[Dataset records]
^^^^

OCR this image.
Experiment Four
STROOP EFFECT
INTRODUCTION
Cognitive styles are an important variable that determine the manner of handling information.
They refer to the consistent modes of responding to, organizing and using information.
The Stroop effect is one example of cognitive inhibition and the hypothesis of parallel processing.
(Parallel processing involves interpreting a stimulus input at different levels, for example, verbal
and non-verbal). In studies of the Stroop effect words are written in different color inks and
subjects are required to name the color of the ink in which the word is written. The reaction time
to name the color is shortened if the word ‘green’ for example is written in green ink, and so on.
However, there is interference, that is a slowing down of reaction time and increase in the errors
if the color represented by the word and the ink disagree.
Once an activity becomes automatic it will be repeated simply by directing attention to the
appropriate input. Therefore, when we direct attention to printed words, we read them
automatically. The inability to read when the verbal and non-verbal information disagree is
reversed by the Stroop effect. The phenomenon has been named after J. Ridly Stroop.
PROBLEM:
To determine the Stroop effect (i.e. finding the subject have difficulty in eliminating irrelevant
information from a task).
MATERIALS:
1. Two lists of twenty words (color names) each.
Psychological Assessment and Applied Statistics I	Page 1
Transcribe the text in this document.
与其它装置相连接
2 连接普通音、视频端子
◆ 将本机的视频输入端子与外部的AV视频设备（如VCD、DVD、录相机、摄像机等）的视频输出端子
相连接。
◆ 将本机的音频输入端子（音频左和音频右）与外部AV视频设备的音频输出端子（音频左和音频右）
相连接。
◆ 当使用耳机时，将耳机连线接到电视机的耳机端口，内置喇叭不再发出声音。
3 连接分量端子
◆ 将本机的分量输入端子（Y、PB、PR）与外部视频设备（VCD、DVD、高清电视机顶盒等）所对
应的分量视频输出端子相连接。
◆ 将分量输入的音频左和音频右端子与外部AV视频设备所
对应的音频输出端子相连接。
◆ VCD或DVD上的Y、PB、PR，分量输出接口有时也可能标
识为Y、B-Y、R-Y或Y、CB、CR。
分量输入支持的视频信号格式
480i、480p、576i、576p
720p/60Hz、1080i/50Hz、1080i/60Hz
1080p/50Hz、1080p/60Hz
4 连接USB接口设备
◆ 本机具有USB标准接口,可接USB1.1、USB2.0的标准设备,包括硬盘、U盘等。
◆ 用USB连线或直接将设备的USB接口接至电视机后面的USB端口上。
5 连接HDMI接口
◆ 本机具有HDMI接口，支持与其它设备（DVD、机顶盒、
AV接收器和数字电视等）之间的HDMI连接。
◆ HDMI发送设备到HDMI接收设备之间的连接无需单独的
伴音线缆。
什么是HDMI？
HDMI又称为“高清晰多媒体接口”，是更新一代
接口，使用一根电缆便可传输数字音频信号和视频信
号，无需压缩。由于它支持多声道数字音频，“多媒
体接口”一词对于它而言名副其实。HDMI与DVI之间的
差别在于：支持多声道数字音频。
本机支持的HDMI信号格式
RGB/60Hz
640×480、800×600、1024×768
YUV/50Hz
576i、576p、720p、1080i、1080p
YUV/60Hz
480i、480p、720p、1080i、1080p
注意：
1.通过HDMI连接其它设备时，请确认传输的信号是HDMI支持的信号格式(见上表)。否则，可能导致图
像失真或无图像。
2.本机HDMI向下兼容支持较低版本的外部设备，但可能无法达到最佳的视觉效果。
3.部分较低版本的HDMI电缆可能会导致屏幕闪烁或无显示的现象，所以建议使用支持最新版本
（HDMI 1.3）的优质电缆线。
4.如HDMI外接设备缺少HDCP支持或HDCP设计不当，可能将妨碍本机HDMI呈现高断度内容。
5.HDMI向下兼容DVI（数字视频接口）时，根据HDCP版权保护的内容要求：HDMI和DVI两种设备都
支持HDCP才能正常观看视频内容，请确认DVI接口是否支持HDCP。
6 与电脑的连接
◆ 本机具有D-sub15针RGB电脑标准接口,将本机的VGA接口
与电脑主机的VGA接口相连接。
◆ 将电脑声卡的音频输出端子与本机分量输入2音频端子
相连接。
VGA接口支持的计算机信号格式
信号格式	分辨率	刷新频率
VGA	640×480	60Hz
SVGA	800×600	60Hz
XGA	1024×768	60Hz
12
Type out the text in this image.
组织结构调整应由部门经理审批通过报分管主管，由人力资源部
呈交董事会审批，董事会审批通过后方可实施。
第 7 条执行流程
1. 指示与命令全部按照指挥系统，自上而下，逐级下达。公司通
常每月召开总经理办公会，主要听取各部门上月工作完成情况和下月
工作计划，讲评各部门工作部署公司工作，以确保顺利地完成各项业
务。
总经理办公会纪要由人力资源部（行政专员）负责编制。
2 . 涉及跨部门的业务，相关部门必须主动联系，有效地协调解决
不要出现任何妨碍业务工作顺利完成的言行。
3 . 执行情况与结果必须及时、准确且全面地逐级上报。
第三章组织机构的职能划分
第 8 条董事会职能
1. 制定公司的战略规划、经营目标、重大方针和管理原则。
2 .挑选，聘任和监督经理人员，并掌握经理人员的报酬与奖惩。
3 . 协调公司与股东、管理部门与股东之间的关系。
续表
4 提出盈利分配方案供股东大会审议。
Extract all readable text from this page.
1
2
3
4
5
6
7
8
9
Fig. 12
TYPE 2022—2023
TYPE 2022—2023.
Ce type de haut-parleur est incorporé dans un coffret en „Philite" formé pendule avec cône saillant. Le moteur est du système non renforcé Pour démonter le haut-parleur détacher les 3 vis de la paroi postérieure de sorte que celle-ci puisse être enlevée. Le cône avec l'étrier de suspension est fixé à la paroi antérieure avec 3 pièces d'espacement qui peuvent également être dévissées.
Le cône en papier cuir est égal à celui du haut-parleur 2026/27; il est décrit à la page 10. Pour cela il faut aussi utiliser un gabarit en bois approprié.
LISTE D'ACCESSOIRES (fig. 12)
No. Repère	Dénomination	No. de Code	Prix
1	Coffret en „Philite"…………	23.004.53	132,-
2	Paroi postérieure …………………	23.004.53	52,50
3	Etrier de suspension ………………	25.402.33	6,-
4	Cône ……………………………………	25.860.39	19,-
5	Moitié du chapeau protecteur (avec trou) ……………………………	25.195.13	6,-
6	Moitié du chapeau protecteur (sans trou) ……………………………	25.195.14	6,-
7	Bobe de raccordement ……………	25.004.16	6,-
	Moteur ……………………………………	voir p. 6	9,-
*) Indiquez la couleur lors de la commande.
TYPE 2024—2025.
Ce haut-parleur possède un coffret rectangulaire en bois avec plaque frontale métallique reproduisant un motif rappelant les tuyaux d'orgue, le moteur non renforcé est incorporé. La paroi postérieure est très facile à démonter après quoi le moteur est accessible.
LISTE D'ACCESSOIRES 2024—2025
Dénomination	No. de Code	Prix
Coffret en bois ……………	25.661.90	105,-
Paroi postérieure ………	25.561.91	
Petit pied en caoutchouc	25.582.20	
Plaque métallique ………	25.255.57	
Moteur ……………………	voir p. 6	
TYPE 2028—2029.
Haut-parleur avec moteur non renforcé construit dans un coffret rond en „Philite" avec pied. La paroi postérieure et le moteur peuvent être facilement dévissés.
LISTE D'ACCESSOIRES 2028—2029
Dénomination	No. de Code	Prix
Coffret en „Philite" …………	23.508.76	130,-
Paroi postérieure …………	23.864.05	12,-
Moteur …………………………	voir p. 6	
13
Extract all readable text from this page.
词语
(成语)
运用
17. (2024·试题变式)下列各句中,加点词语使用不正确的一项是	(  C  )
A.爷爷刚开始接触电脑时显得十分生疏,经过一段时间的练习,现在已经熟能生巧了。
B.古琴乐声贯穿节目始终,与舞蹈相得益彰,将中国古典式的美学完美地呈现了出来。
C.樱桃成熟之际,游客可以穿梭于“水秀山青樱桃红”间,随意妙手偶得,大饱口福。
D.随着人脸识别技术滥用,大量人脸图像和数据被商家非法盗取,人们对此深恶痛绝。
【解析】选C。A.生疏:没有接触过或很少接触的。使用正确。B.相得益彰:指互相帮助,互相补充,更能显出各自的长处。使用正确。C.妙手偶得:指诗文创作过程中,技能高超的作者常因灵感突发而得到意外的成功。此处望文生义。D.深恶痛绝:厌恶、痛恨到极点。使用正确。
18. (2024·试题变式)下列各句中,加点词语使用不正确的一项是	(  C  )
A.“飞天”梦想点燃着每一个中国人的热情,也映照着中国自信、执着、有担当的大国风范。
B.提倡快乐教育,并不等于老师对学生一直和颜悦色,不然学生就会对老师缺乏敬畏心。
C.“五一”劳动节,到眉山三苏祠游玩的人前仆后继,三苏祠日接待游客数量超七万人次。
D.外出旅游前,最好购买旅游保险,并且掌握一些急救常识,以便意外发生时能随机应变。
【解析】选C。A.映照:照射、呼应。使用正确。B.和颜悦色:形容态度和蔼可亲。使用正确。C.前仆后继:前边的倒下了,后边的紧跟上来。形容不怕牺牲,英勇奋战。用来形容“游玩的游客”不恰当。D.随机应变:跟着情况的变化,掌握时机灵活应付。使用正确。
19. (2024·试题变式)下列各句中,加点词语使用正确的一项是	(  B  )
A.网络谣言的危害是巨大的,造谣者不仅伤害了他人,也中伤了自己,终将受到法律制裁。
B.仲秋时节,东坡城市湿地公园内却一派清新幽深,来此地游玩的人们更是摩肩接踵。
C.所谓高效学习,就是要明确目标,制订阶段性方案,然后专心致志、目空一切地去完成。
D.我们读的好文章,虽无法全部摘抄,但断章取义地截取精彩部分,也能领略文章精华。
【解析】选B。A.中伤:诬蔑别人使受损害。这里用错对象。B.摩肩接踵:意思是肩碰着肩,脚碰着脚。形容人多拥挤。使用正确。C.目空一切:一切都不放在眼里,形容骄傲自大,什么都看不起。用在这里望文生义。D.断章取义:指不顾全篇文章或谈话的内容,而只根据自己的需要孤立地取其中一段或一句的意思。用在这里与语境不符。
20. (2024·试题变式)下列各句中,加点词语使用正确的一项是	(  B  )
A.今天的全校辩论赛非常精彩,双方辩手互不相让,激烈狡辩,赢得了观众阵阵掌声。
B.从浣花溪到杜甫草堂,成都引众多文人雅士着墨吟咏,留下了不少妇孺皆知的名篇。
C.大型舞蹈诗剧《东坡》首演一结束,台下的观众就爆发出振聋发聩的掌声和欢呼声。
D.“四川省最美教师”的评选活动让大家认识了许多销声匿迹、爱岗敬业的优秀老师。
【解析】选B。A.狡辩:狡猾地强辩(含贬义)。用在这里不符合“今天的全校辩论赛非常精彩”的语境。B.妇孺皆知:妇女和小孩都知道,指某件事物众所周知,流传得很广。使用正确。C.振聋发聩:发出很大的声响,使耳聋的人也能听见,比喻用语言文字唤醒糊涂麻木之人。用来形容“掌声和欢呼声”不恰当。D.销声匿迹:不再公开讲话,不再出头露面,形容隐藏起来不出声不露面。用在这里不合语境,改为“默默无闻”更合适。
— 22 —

^^^^

Work required:
Out of the material above, select every line that holds the string "trou".

Solution below:
5	Moitié du chapeau protecteur (avec trou) ……………………………	25.195.13	6,-
6	Moitié du chapeau protecteur (sans trou) ……………………………	25.195.14	6,-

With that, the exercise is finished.